● **Directions**
Please print all of the material below, word for word.

● **Data shown**
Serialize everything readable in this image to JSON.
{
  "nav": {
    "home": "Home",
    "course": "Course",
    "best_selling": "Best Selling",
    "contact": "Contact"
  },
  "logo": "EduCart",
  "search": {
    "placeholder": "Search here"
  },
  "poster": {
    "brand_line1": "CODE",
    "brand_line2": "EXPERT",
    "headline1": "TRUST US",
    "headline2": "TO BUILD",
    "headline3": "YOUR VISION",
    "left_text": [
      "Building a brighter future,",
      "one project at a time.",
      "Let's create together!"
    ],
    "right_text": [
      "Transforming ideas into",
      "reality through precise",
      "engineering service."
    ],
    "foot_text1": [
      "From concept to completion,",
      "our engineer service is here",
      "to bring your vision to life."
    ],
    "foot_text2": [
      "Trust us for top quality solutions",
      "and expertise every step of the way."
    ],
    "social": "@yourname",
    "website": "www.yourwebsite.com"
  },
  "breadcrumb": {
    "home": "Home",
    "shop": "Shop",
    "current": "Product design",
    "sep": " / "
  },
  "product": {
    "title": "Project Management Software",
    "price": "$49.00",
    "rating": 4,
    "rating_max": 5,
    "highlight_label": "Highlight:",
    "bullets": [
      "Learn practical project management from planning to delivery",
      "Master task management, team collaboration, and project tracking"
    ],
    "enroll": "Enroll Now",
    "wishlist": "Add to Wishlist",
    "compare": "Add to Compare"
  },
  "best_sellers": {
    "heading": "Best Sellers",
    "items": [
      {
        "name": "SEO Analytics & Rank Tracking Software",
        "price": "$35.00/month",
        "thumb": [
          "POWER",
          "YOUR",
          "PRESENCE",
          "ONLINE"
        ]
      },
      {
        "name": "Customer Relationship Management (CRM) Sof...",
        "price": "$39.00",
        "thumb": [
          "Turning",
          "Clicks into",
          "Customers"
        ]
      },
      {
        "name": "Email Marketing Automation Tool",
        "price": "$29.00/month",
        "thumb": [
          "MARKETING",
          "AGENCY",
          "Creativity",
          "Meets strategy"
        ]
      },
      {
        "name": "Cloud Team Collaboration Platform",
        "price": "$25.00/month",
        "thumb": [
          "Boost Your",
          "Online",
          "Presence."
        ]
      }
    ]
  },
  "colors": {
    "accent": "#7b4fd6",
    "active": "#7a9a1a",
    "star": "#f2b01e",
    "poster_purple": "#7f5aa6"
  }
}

● **Result**
Serialize everything readable in this image to JSON.
{
  "nav": {
    "home": "Home",
    "course": "Course",
    "best_selling": "Best Selling",
    "contact": "Contact"
  },
  "logo": "EduCart",
  "search": {
    "placeholder": "Search here"
  },
  "poster": {
    "brand_line1": "CODE",
    "brand_line2": "EXPERT",
    "headline1": "TRUST US",
    "headline2": "TO BUILD",
    "headline3": "YOUR VISION",
    "left_text": [
      "Building a brighter future,",
      "one project at a time.",
      "Let's create together!"
    ],
    "right_text": [
      "Transforming ideas into",
      "reality through precise",
      "engineering service."
    ],
    "foot_text1": [
      "From concept to completion,",
      "our engineer service is here",
      "to bring your vision to life."
    ],
    "foot_text2": [
      "Trust us for top quality solutions",
      "and expertise every step of the way."
    ],
    "social": "@yourname",
    "website": "www.yourwebsite.com"
  },
  "breadcrumb": {
    "home": "Home",
    "shop": "Shop",
    "current": "Product design",
    "sep": " / "
  },
  "product": {
    "title": "Project Management Software",
    "price": "$49.00",
    "rating": 4,
    "rating_max": 5,
    "highlight_label": "Highlight:",
    "bullets": [
      "Learn practical project management from planning to delivery",
      "Master task management, team collaboration, and project tracking"
    ],
    "enroll": "Enroll Now",
    "wishlist": "Add to Wishlist",
    "compare": "Add to Compare"
  },
  "best_sellers": {
    "heading": "Best Sellers",
    "items": [
      {
        "name": "SEO Analytics & Rank Tracking Software",
        "price": "$35.00/month",
        "thumb": [
          "POWER",
          "YOUR",
          "PRESENCE",
          "ONLINE"
        ]
      },
      {
        "name": "Customer Relationship Management (CRM) Sof...",
        "price": "$39.00",
        "thumb": [
          "Turning",
          "Clicks into",
          "Customers"
        ]
      },
      {
        "name": "Email Marketing Automation Tool",
        "price": "$29.00/month",
        "thumb": [
          "MARKETING",
          "AGENCY",
          "Creativity",
          "Meets strategy"
        ]
      },
      {
        "name": "Cloud Team Collaboration Platform",
        "price": "$25.00/month",
        "thumb": [
          "Boost Your",
          "Online",
          "Presence."
        ]
      }
    ]
  },
  "colors": {
    "accent": "#7b4fd6",
    "active": "#7a9a1a",
    "star": "#f2b01e",
    "poster_purple": "#7f5aa6"
  }
}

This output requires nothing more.